→ MATERIAL SUPPLIED
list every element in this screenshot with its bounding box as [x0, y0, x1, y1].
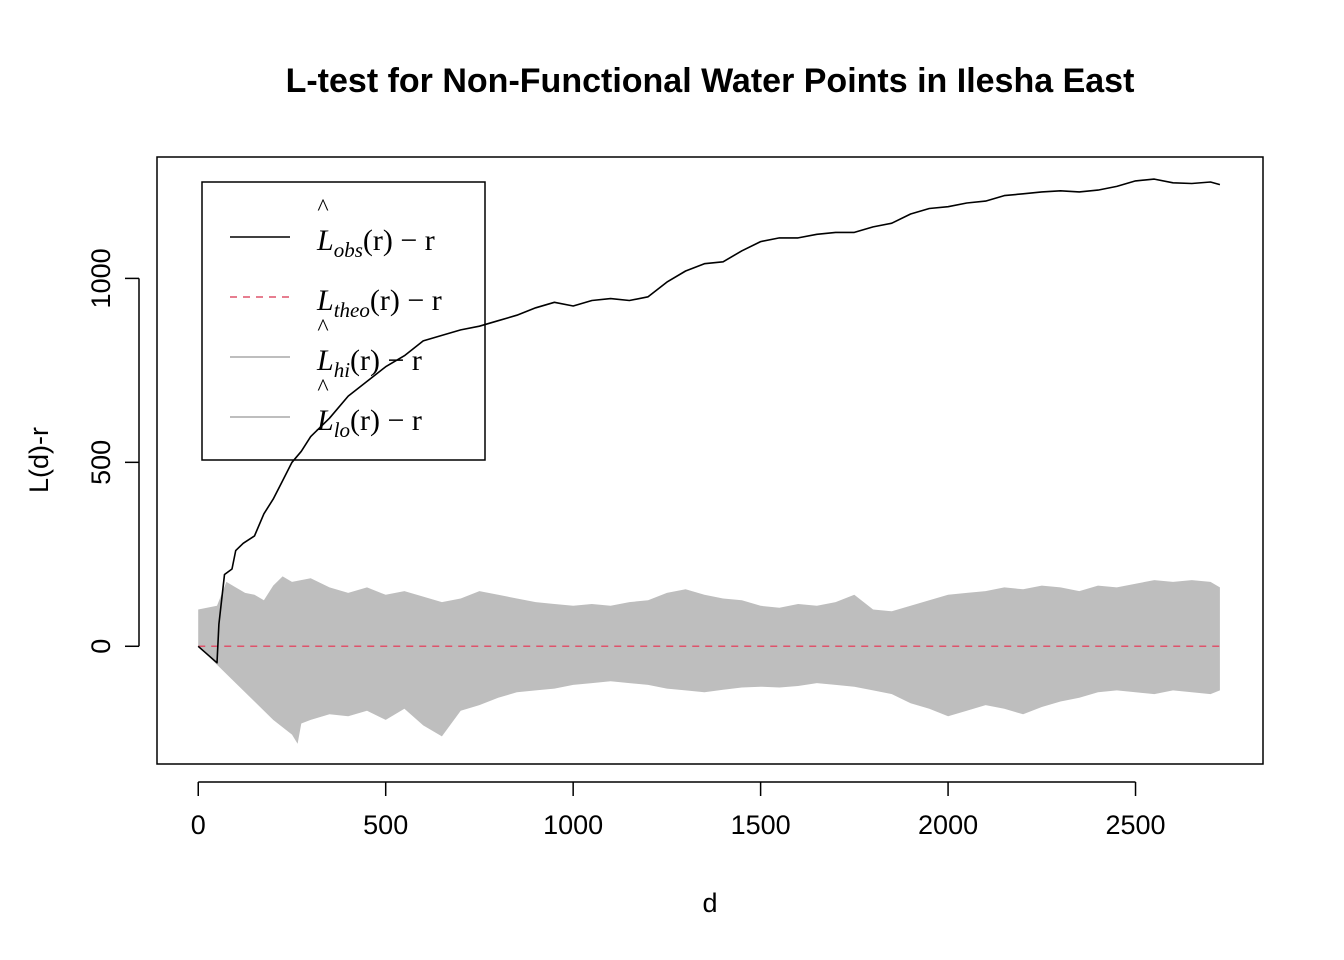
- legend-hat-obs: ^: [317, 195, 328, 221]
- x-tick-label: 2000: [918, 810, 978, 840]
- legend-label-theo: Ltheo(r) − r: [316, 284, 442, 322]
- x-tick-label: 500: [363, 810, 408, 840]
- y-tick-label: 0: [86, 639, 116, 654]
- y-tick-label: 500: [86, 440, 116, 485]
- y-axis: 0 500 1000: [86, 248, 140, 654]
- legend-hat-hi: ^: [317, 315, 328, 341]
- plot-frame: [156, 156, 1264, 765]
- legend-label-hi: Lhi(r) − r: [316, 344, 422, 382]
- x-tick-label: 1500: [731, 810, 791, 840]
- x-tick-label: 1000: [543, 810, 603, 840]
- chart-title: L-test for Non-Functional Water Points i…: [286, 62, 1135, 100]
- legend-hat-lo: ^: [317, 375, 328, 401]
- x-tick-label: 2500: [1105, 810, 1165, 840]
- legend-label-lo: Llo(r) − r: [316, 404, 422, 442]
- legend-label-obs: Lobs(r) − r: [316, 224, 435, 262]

→ AIM
Update the lines from the one that has "- legend-hat-obs: ^: [317, 195, 328, 221]" through the one that has "- y-tick-label: 500: [86, 440, 116, 485]" by changing "y-tick-label" to "y-axis-tick" and leaving everything else unchanged. Give back only those lines.

→ WORKED ANSWER
- legend-hat-obs: ^: [317, 195, 328, 221]
- x-tick-label: 2000: [918, 810, 978, 840]
- legend-label-theo: Ltheo(r) − r: [316, 284, 442, 322]
- x-tick-label: 500: [363, 810, 408, 840]
- y-axis-tick: 0: [86, 639, 116, 654]
- y-axis-tick: 500: [86, 440, 116, 485]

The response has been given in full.